Without changing a character, return the entries, but not the images they hold.

--- Data rows ---

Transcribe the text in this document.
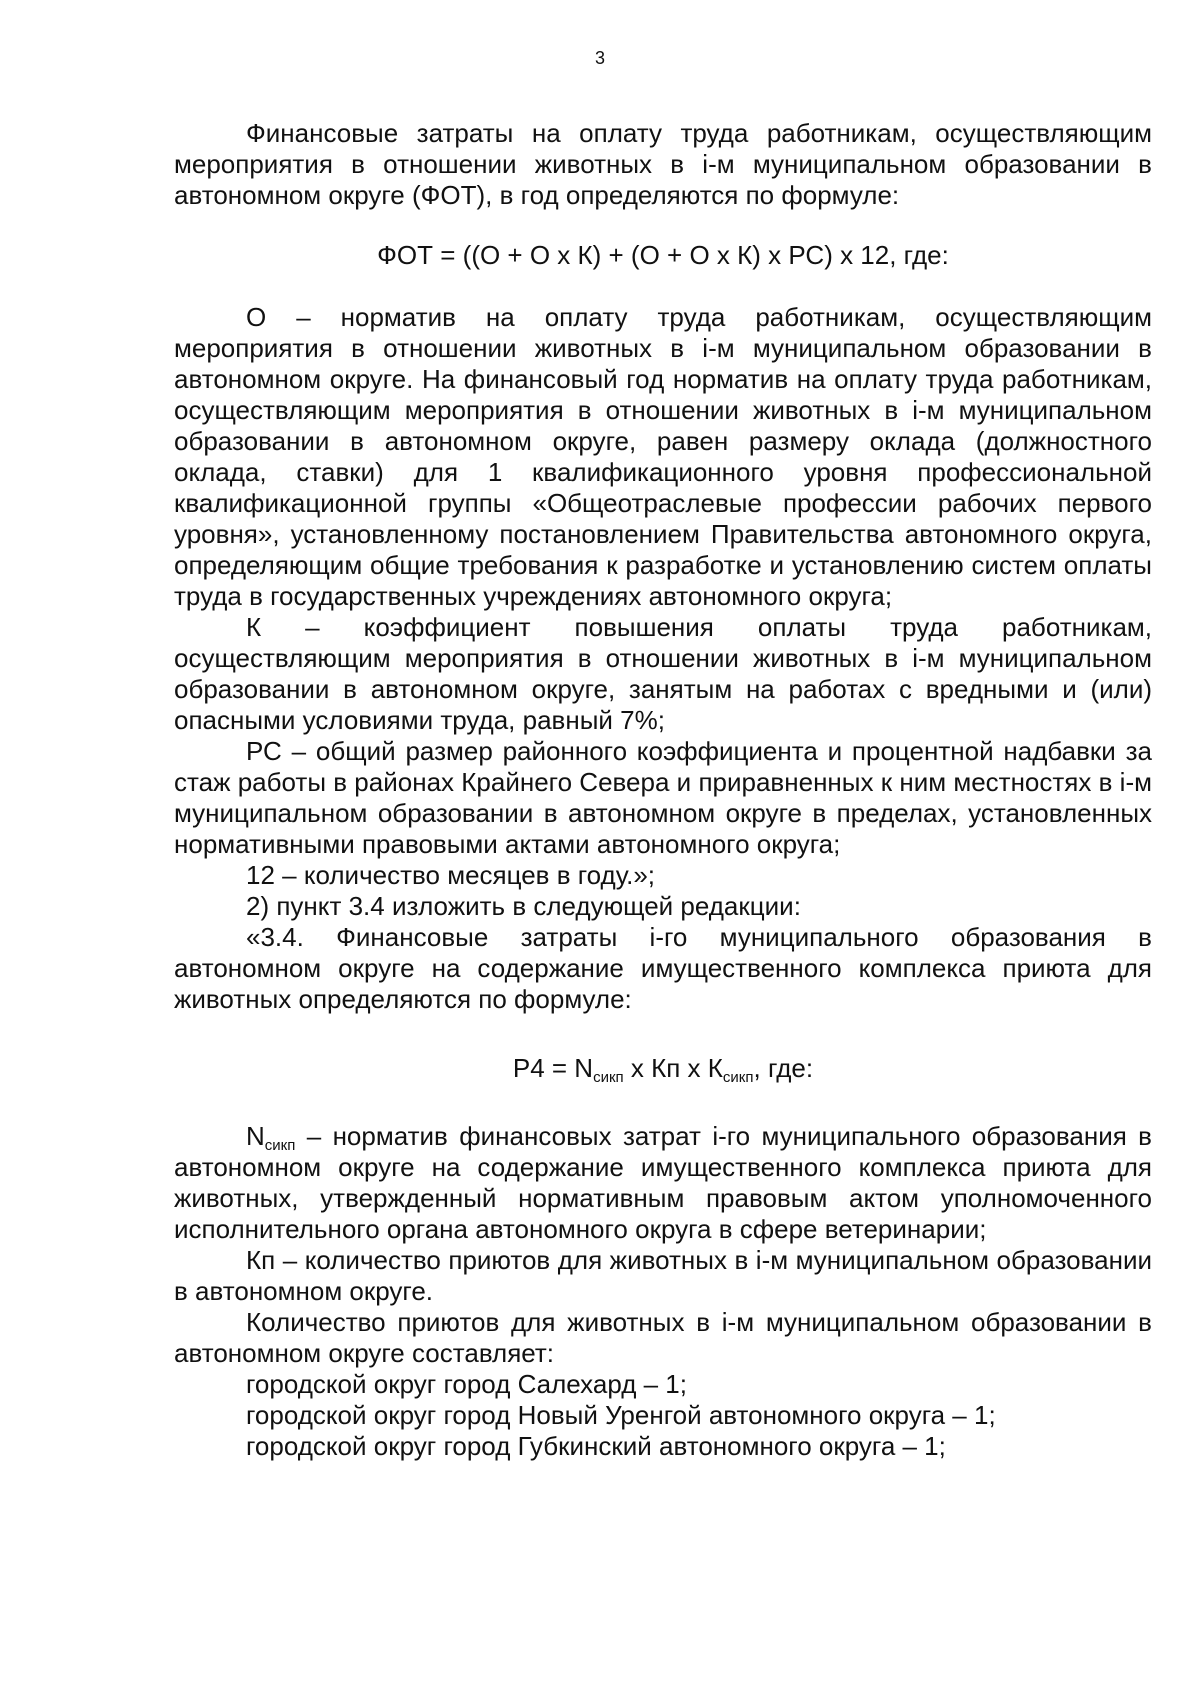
3

Финансовые затраты на оплату труда работникам, осуществляющим мероприятия в отношении животных в i-м муниципальном образовании в автономном округе (ФОТ), в год определяются по формуле:

ФОТ = ((О + О х К) + (О + О х К) х РС) х 12, где:

О – норматив на оплату труда работникам, осуществляющим мероприятия в отношении животных в i-м муниципальном образовании в автономном округе. На финансовый год норматив на оплату труда работникам, осуществляющим мероприятия в отношении животных в i-м муниципальном образовании в автономном округе, равен размеру оклада (должностного оклада, ставки) для 1 квалификационного уровня профессиональной квалификационной группы «Общеотраслевые профессии рабочих первого уровня», установленному постановлением Правительства автономного округа, определяющим общие требования к разработке и установлению систем оплаты труда в государственных учреждениях автономного округа;

К – коэффициент повышения оплаты труда работникам, осуществляющим мероприятия в отношении животных в i-м муниципальном образовании в автономном округе, занятым на работах с вредными и (или) опасными условиями труда, равный 7%;

РС – общий размер районного коэффициента и процентной надбавки за стаж работы в районах Крайнего Севера и приравненных к ним местностях в i-м муниципальном образовании в автономном округе в пределах, установленных нормативными правовыми актами автономного округа;

12 – количество месяцев в году.»;

2) пункт 3.4 изложить в следующей редакции:

«3.4. Финансовые затраты i-го муниципального образования в автономном округе на содержание имущественного комплекса приюта для животных определяются по формуле:

$Р4 = N_{сикп}$ х Кп х $К_{сикп}$, где:

$N_{сикп}$ – норматив финансовых затрат i-го муниципального образования в автономном округе на содержание имущественного комплекса приюта для животных, утвержденный нормативным правовым актом уполномоченного исполнительного органа автономного округа в сфере ветеринарии;

Кп – количество приютов для животных в i-м муниципальном образовании в автономном округе.

Количество приютов для животных в i-м муниципальном образовании в автономном округе составляет:

городской округ город Салехард – 1;

городской округ город Новый Уренгой автономного округа – 1;

городской округ город Губкинский автономного округа – 1;
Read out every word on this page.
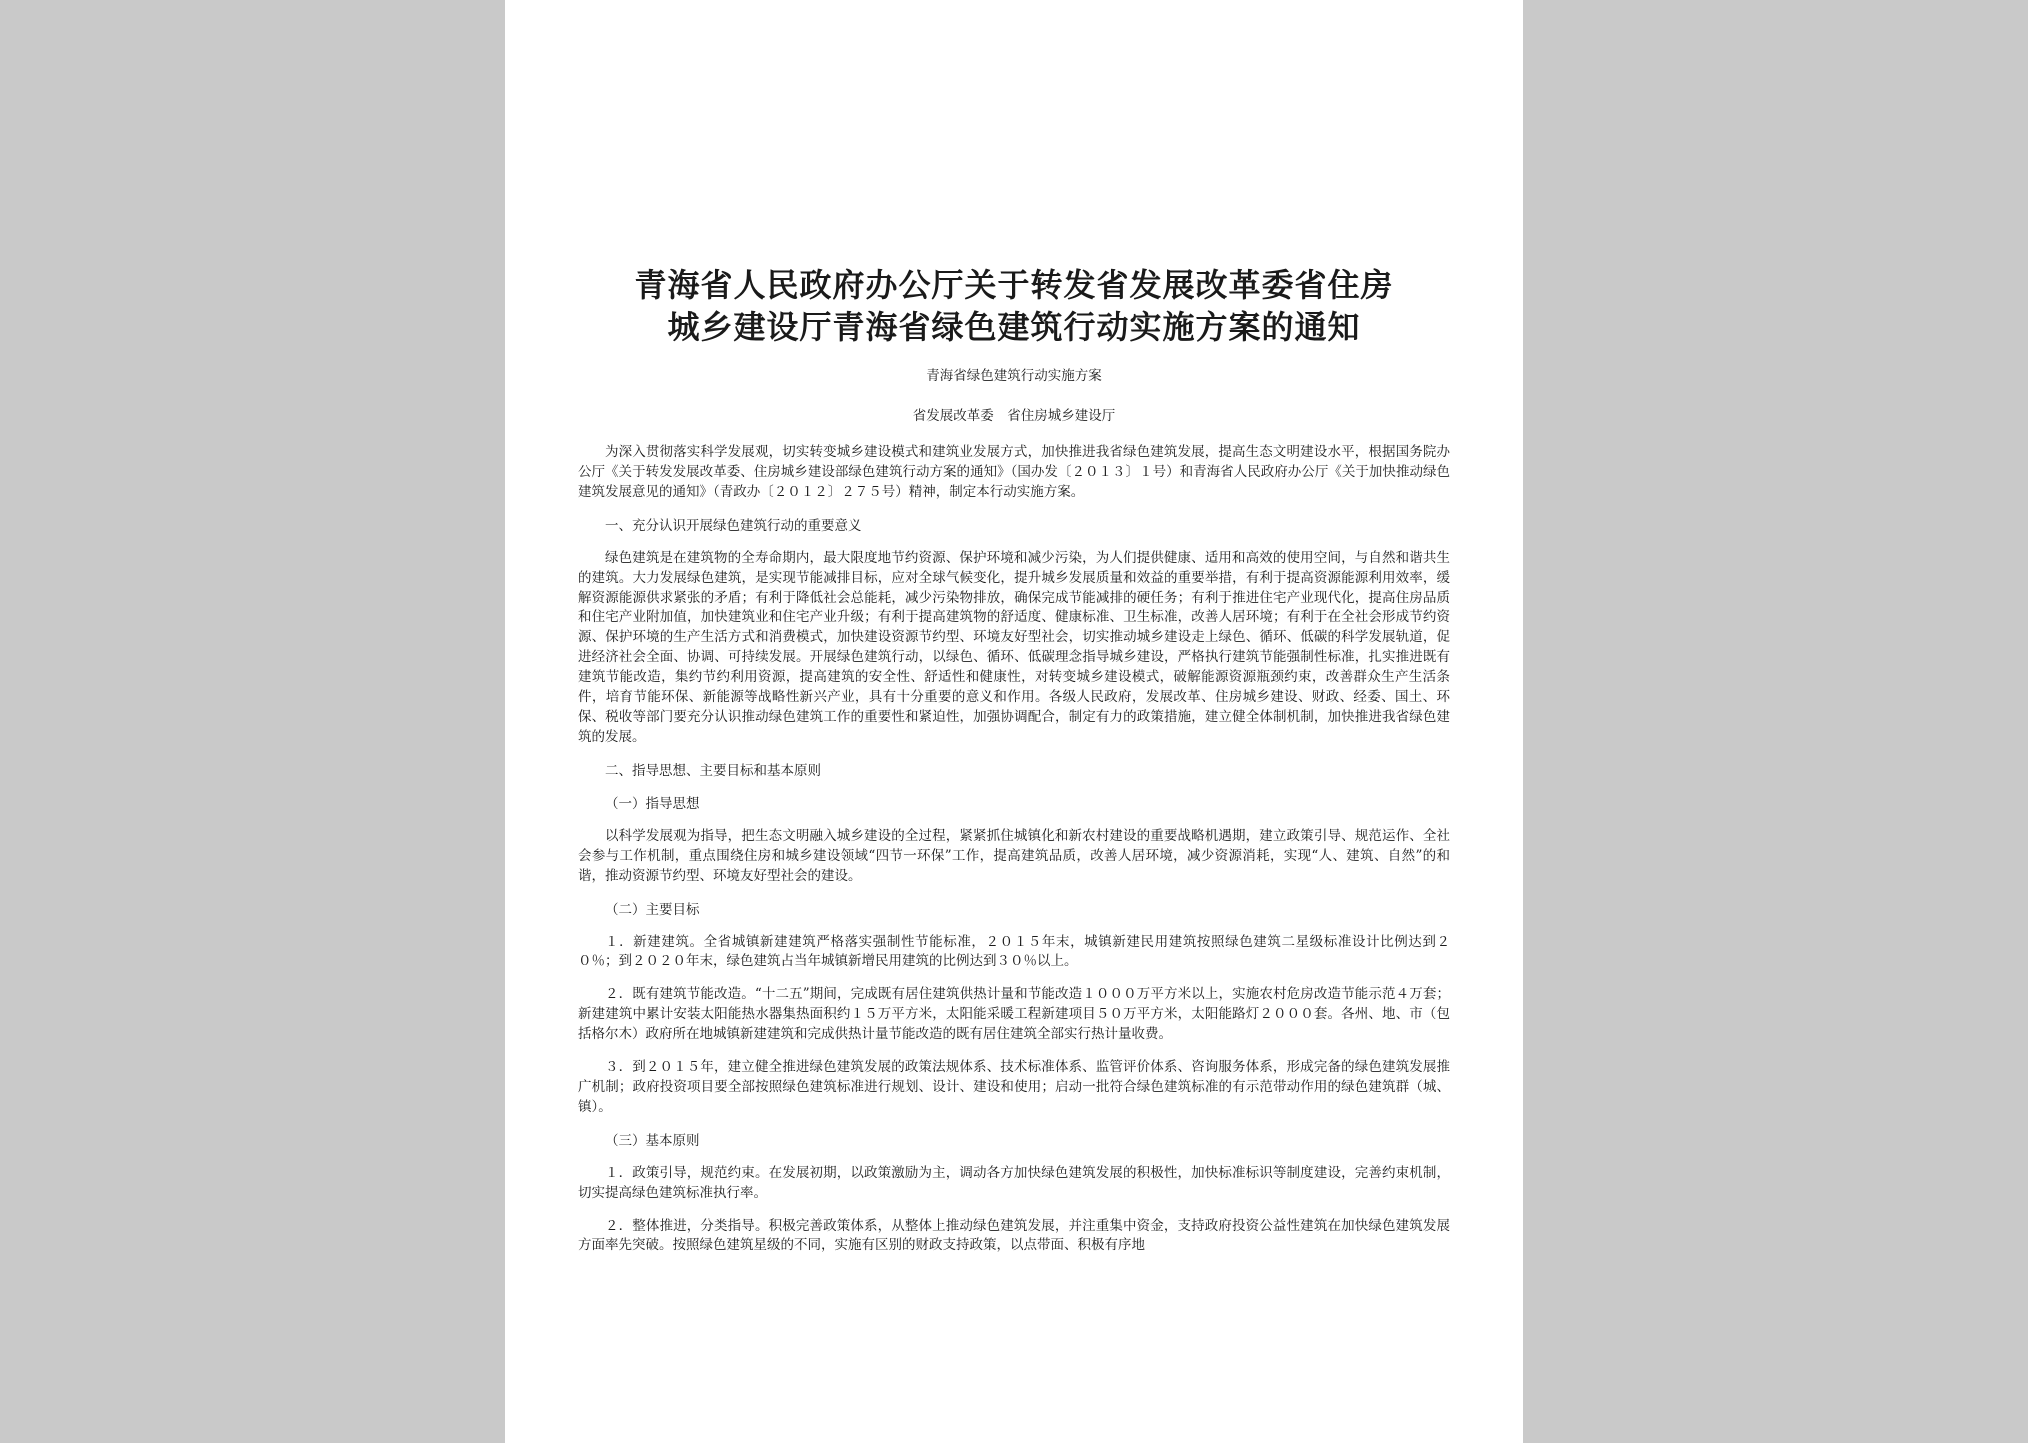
青海省人民政府办公厅关于转发省发展改革委省住房
城乡建设厅青海省绿色建筑行动实施方案的通知
青海省绿色建筑行动实施方案
省发展改革委　省住房城乡建设厅

为深入贯彻落实科学发展观，切实转变城乡建设模式和建筑业发展方式，加快推进我省绿色建筑发展，提高生态文明建设水平，根据国务院办公厅《关于转发发展改革委、住房城乡建设部绿色建筑行动方案的通知》（国办发〔２０１３〕１号）和青海省人民政府办公厅《关于加快推动绿色建筑发展意见的通知》（青政办〔２０１２〕２７５号）精神，制定本行动实施方案。

一、充分认识开展绿色建筑行动的重要意义

绿色建筑是在建筑物的全寿命期内，最大限度地节约资源、保护环境和减少污染，为人们提供健康、适用和高效的使用空间，与自然和谐共生的建筑。大力发展绿色建筑，是实现节能减排目标，应对全球气候变化，提升城乡发展质量和效益的重要举措，有利于提高资源能源利用效率，缓解资源能源供求紧张的矛盾；有利于降低社会总能耗，减少污染物排放，确保完成节能减排的硬任务；有利于推进住宅产业现代化，提高住房品质和住宅产业附加值，加快建筑业和住宅产业升级；有利于提高建筑物的舒适度、健康标准、卫生标准，改善人居环境；有利于在全社会形成节约资源、保护环境的生产生活方式和消费模式，加快建设资源节约型、环境友好型社会，切实推动城乡建设走上绿色、循环、低碳的科学发展轨道，促进经济社会全面、协调、可持续发展。开展绿色建筑行动，以绿色、循环、低碳理念指导城乡建设，严格执行建筑节能强制性标准，扎实推进既有建筑节能改造，集约节约利用资源，提高建筑的安全性、舒适性和健康性，对转变城乡建设模式，破解能源资源瓶颈约束，改善群众生产生活条件，培育节能环保、新能源等战略性新兴产业，具有十分重要的意义和作用。各级人民政府，发展改革、住房城乡建设、财政、经委、国土、环保、税收等部门要充分认识推动绿色建筑工作的重要性和紧迫性，加强协调配合，制定有力的政策措施，建立健全体制机制，加快推进我省绿色建筑的发展。

二、指导思想、主要目标和基本原则
（一）指导思想

以科学发展观为指导，把生态文明融入城乡建设的全过程，紧紧抓住城镇化和新农村建设的重要战略机遇期，建立政策引导、规范运作、全社会参与工作机制，重点围绕住房和城乡建设领域“四节一环保”工作，提高建筑品质，改善人居环境，减少资源消耗，实现“人、建筑、自然”的和谐，推动资源节约型、环境友好型社会的建设。

（二）主要目标

１．新建建筑。全省城镇新建建筑严格落实强制性节能标准，２０１５年末，城镇新建民用建筑按照绿色建筑二星级标准设计比例达到２０％；到２０２０年末，绿色建筑占当年城镇新增民用建筑的比例达到３０％以上。

２．既有建筑节能改造。“十二五”期间，完成既有居住建筑供热计量和节能改造１０００万平方米以上，实施农村危房改造节能示范４万套；新建建筑中累计安装太阳能热水器集热面积约１５万平方米，太阳能采暖工程新建项目５０万平方米，太阳能路灯２０００套。各州、地、市（包括格尔木）政府所在地城镇新建建筑和完成供热计量节能改造的既有居住建筑全部实行热计量收费。

３．到２０１５年，建立健全推进绿色建筑发展的政策法规体系、技术标准体系、监管评价体系、咨询服务体系，形成完备的绿色建筑发展推广机制；政府投资项目要全部按照绿色建筑标准进行规划、设计、建设和使用；启动一批符合绿色建筑标准的有示范带动作用的绿色建筑群（城、镇）。

（三）基本原则

１．政策引导，规范约束。在发展初期，以政策激励为主，调动各方加快绿色建筑发展的积极性，加快标准标识等制度建设，完善约束机制，切实提高绿色建筑标准执行率。

２．整体推进，分类指导。积极完善政策体系，从整体上推动绿色建筑发展，并注重集中资金，支持政府投资公益性建筑在加快绿色建筑发展方面率先突破。按照绿色建筑星级的不同，实施有区别的财政支持政策，以点带面、积极有序地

---

» Complete output
Transcribe the text in this document.
3

Финансовые затраты на оплату труда работникам, осуществляющим мероприятия в отношении животных в i-м муниципальном образовании в автономном округе (ФОТ), в год определяются по формуле:

ФОТ = ((О + О х К) + (О + О х К) х РС) х 12, где:

О – норматив на оплату труда работникам, осуществляющим мероприятия в отношении животных в i-м муниципальном образовании в автономном округе. На финансовый год норматив на оплату труда работникам, осуществляющим мероприятия в отношении животных в i-м муниципальном образовании в автономном округе, равен размеру оклада (должностного оклада, ставки) для 1 квалификационного уровня профессиональной квалификационной группы «Общеотраслевые профессии рабочих первого уровня», установленному постановлением Правительства автономного округа, определяющим общие требования к разработке и установлению систем оплаты труда в государственных учреждениях автономного округа;

К – коэффициент повышения оплаты труда работникам, осуществляющим мероприятия в отношении животных в i-м муниципальном образовании в автономном округе, занятым на работах с вредными и (или) опасными условиями труда, равный 7%;

РС – общий размер районного коэффициента и процентной надбавки за стаж работы в районах Крайнего Севера и приравненных к ним местностях в i-м муниципальном образовании в автономном округе в пределах, установленных нормативными правовыми актами автономного округа;

12 – количество месяцев в году.»;

2) пункт 3.4 изложить в следующей редакции:

«3.4. Финансовые затраты i-го муниципального образования в автономном округе на содержание имущественного комплекса приюта для животных определяются по формуле:

$Р4 = N_{сикп}$ х Кп х $К_{сикп}$, где:

$N_{сикп}$ – норматив финансовых затрат i-го муниципального образования в автономном округе на содержание имущественного комплекса приюта для животных, утвержденный нормативным правовым актом уполномоченного исполнительного органа автономного округа в сфере ветеринарии;

Кп – количество приютов для животных в i-м муниципальном образовании в автономном округе.

Количество приютов для животных в i-м муниципальном образовании в автономном округе составляет:

городской округ город Салехард – 1;

городской округ город Новый Уренгой автономного округа – 1;

городской округ город Губкинский автономного округа – 1;
Read out every word on this page.
青海省人民政府办公厅关于转发省发展改革委省住房
城乡建设厅青海省绿色建筑行动实施方案的通知
青海省绿色建筑行动实施方案
省发展改革委　省住房城乡建设厅

为深入贯彻落实科学发展观，切实转变城乡建设模式和建筑业发展方式，加快推进我省绿色建筑发展，提高生态文明建设水平，根据国务院办公厅《关于转发发展改革委、住房城乡建设部绿色建筑行动方案的通知》（国办发〔２０１３〕１号）和青海省人民政府办公厅《关于加快推动绿色建筑发展意见的通知》（青政办〔２０１２〕２７５号）精神，制定本行动实施方案。

一、充分认识开展绿色建筑行动的重要意义

绿色建筑是在建筑物的全寿命期内，最大限度地节约资源、保护环境和减少污染，为人们提供健康、适用和高效的使用空间，与自然和谐共生的建筑。大力发展绿色建筑，是实现节能减排目标，应对全球气候变化，提升城乡发展质量和效益的重要举措，有利于提高资源能源利用效率，缓解资源能源供求紧张的矛盾；有利于降低社会总能耗，减少污染物排放，确保完成节能减排的硬任务；有利于推进住宅产业现代化，提高住房品质和住宅产业附加值，加快建筑业和住宅产业升级；有利于提高建筑物的舒适度、健康标准、卫生标准，改善人居环境；有利于在全社会形成节约资源、保护环境的生产生活方式和消费模式，加快建设资源节约型、环境友好型社会，切实推动城乡建设走上绿色、循环、低碳的科学发展轨道，促进经济社会全面、协调、可持续发展。开展绿色建筑行动，以绿色、循环、低碳理念指导城乡建设，严格执行建筑节能强制性标准，扎实推进既有建筑节能改造，集约节约利用资源，提高建筑的安全性、舒适性和健康性，对转变城乡建设模式，破解能源资源瓶颈约束，改善群众生产生活条件，培育节能环保、新能源等战略性新兴产业，具有十分重要的意义和作用。各级人民政府，发展改革、住房城乡建设、财政、经委、国土、环保、税收等部门要充分认识推动绿色建筑工作的重要性和紧迫性，加强协调配合，制定有力的政策措施，建立健全体制机制，加快推进我省绿色建筑的发展。

二、指导思想、主要目标和基本原则
（一）指导思想

以科学发展观为指导，把生态文明融入城乡建设的全过程，紧紧抓住城镇化和新农村建设的重要战略机遇期，建立政策引导、规范运作、全社会参与工作机制，重点围绕住房和城乡建设领域“四节一环保”工作，提高建筑品质，改善人居环境，减少资源消耗，实现“人、建筑、自然”的和谐，推动资源节约型、环境友好型社会的建设。

（二）主要目标

１．新建建筑。全省城镇新建建筑严格落实强制性节能标准，２０１５年末，城镇新建民用建筑按照绿色建筑二星级标准设计比例达到２０％；到２０２０年末，绿色建筑占当年城镇新增民用建筑的比例达到３０％以上。

２．既有建筑节能改造。“十二五”期间，完成既有居住建筑供热计量和节能改造１０００万平方米以上，实施农村危房改造节能示范４万套；新建建筑中累计安装太阳能热水器集热面积约１５万平方米，太阳能采暖工程新建项目５０万平方米，太阳能路灯２０００套。各州、地、市（包括格尔木）政府所在地城镇新建建筑和完成供热计量节能改造的既有居住建筑全部实行热计量收费。

３．到２０１５年，建立健全推进绿色建筑发展的政策法规体系、技术标准体系、监管评价体系、咨询服务体系，形成完备的绿色建筑发展推广机制；政府投资项目要全部按照绿色建筑标准进行规划、设计、建设和使用；启动一批符合绿色建筑标准的有示范带动作用的绿色建筑群（城、镇）。

（三）基本原则

１．政策引导，规范约束。在发展初期，以政策激励为主，调动各方加快绿色建筑发展的积极性，加快标准标识等制度建设，完善约束机制，切实提高绿色建筑标准执行率。

２．整体推进，分类指导。积极完善政策体系，从整体上推动绿色建筑发展，并注重集中资金，支持政府投资公益性建筑在加快绿色建筑发展方面率先突破。按照绿色建筑星级的不同，实施有区别的财政支持政策，以点带面、积极有序地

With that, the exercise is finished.